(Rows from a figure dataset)
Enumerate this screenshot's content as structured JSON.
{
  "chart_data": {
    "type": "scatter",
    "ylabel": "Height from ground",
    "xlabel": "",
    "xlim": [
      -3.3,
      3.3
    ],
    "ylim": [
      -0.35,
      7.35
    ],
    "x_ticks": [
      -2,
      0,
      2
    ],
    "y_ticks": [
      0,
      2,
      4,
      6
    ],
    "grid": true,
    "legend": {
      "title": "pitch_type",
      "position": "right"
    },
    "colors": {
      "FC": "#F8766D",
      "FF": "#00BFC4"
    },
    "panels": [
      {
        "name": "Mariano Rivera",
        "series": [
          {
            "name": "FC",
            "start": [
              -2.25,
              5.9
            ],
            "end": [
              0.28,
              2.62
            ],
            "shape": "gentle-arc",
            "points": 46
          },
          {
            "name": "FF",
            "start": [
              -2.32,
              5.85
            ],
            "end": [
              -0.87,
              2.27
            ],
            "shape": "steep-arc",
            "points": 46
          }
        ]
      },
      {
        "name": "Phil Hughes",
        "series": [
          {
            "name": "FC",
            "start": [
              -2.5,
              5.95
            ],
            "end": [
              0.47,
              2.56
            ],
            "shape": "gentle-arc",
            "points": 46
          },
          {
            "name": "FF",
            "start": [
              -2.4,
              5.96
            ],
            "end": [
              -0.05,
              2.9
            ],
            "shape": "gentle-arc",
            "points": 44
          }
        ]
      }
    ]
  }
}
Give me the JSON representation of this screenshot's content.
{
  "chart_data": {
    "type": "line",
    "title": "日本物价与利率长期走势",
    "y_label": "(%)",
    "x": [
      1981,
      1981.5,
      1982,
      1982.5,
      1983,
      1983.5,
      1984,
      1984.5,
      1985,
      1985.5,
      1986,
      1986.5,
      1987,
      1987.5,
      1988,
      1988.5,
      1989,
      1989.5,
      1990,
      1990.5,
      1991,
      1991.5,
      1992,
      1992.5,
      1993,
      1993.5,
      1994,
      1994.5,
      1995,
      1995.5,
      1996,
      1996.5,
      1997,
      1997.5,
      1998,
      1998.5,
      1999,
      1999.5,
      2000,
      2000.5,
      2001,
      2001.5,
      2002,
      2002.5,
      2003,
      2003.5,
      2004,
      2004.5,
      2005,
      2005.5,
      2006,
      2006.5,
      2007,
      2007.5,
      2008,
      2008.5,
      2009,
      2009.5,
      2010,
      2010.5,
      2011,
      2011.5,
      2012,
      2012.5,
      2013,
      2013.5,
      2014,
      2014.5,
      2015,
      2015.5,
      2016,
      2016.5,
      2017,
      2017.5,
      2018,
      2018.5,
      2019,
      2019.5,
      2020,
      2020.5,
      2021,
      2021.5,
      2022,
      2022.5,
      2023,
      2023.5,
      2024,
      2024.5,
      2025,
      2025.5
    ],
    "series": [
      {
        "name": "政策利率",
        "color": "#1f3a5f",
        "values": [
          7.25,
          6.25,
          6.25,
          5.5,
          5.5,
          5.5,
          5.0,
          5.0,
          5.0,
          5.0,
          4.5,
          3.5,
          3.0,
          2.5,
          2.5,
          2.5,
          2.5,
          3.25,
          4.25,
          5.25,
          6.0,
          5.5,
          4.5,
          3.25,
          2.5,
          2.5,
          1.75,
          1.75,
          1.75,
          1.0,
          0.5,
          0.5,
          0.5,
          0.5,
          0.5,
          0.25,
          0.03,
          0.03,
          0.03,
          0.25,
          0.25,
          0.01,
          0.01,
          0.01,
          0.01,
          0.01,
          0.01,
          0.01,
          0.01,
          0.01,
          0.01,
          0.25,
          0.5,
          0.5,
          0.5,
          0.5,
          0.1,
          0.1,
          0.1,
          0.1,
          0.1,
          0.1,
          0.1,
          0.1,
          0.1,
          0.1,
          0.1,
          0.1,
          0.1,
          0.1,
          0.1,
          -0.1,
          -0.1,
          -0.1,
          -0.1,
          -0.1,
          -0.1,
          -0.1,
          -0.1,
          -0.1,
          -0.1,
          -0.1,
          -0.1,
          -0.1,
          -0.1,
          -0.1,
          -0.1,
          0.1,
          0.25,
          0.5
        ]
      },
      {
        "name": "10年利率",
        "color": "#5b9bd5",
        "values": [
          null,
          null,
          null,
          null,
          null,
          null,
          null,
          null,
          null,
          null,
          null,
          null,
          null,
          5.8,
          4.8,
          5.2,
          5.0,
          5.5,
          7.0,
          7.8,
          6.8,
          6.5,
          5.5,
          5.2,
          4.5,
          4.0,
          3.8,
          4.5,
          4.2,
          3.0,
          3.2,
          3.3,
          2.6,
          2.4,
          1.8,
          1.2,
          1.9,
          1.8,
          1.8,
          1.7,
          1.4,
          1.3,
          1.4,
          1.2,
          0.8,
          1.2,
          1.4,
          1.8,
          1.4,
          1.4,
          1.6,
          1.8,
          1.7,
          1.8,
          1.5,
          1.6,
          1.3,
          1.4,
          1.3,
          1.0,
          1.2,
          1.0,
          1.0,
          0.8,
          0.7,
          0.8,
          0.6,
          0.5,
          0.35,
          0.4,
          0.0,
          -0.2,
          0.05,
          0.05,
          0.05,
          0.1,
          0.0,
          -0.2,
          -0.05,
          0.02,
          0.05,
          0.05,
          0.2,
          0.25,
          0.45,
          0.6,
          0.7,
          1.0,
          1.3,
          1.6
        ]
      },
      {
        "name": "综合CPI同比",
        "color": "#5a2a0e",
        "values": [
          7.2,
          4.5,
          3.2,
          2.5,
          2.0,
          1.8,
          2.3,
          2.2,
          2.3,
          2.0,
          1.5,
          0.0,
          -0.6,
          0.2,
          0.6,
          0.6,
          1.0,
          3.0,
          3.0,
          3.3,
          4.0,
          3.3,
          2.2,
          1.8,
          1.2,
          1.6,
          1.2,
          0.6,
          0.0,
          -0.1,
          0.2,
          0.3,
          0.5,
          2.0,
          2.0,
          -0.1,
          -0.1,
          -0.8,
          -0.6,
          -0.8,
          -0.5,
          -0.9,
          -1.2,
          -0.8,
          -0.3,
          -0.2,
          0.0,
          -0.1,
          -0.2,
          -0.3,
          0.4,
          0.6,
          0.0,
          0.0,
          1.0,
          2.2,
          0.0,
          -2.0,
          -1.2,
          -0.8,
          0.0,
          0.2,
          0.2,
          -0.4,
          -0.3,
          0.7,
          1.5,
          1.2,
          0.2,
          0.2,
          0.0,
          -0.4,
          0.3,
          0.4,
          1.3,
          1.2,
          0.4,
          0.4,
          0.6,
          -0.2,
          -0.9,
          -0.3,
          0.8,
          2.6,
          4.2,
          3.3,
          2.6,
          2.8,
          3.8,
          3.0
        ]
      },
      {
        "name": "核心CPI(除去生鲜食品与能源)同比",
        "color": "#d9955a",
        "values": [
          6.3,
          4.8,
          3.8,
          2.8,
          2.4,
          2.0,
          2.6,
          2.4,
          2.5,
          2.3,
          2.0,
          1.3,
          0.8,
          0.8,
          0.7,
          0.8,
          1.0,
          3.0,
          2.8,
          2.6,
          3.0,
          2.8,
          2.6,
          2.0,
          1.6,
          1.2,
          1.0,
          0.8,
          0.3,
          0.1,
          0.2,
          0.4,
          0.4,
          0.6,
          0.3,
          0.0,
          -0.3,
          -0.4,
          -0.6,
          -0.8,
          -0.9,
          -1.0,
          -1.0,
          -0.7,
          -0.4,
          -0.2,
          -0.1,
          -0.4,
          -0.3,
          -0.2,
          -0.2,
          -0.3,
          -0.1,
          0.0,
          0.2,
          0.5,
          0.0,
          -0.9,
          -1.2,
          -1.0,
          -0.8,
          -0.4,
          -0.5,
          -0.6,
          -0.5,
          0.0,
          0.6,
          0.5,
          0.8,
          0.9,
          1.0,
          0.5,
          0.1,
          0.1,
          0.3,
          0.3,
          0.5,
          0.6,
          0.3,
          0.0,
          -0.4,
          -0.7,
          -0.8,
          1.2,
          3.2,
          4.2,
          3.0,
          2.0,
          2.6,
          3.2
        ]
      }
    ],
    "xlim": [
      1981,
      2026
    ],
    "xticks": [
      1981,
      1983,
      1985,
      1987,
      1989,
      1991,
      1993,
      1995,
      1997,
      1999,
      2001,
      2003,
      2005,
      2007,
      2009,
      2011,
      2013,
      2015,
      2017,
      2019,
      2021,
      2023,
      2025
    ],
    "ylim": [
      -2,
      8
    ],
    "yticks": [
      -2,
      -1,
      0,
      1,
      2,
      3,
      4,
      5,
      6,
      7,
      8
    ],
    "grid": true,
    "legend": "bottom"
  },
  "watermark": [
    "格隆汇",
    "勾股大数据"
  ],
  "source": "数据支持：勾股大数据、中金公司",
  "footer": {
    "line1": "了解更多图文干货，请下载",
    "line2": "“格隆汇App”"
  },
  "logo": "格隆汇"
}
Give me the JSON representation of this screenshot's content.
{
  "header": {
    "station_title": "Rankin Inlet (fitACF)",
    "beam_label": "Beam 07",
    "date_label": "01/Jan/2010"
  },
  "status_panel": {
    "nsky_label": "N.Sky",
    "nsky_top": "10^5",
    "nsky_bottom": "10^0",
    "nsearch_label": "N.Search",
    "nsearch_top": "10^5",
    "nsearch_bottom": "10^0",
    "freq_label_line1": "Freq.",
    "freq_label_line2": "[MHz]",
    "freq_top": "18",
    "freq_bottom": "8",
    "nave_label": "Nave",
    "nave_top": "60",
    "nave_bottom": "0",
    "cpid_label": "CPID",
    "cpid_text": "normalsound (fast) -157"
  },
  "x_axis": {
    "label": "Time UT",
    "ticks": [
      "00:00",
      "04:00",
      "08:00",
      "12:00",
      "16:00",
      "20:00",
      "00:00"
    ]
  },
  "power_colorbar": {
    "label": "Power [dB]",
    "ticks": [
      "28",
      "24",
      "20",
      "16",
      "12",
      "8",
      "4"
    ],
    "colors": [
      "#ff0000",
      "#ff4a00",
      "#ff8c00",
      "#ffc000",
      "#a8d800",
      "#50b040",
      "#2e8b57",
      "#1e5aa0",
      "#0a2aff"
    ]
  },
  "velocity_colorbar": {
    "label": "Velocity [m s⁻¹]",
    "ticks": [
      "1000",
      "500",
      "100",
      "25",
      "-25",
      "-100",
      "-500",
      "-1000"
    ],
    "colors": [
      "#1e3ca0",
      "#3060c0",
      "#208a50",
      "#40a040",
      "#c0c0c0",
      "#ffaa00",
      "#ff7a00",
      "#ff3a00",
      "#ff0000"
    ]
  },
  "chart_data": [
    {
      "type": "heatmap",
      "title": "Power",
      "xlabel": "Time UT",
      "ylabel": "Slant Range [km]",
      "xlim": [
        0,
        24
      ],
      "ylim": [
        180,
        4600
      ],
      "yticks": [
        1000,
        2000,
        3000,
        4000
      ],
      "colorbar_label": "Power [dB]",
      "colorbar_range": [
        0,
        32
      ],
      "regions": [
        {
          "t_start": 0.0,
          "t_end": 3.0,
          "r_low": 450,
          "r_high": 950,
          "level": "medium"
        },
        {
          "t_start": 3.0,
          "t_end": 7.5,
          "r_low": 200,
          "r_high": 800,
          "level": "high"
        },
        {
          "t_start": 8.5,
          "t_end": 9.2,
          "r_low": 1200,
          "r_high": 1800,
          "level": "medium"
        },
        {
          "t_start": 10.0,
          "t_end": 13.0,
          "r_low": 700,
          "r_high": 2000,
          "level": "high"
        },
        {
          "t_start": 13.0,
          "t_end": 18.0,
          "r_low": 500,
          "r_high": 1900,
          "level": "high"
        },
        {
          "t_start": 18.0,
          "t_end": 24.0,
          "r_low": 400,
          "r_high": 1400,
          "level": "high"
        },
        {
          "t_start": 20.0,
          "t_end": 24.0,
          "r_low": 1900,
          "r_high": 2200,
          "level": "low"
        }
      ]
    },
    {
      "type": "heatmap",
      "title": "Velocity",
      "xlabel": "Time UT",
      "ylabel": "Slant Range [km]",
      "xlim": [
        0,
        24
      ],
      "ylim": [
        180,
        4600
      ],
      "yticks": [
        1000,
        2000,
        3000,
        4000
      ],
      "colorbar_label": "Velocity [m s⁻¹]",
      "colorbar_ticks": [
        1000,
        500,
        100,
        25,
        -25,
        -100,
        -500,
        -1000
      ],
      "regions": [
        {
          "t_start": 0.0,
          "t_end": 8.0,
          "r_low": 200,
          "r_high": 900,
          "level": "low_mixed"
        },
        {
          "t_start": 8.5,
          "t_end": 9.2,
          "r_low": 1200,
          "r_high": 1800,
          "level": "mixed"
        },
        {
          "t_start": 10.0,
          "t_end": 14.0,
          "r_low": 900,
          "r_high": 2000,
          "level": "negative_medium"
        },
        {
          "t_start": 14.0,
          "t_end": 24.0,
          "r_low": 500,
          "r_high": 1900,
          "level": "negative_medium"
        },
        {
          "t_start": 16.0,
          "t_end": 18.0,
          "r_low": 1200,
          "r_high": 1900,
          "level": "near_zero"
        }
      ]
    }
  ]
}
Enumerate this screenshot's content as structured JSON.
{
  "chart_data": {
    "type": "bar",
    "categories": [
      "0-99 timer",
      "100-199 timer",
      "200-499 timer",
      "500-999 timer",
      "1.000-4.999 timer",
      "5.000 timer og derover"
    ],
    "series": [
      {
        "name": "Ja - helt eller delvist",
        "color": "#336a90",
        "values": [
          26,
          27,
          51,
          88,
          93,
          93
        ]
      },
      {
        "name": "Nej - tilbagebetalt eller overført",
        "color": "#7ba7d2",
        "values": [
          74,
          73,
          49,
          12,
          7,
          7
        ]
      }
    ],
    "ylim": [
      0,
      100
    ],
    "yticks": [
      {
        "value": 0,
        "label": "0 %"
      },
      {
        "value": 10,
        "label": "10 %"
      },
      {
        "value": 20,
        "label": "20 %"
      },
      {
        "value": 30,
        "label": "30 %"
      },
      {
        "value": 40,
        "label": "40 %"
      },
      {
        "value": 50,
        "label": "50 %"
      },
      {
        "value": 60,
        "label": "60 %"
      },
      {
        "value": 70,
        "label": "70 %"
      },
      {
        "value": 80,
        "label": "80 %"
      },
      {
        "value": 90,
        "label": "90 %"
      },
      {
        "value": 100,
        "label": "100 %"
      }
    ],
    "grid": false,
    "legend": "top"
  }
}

What to produce:
Go through the entries above and pull out each line with "eller" in it.

Reply to the exercise:
        "name": "Ja - helt eller delvist",
        "name": "Nej - tilbagebetalt eller overført",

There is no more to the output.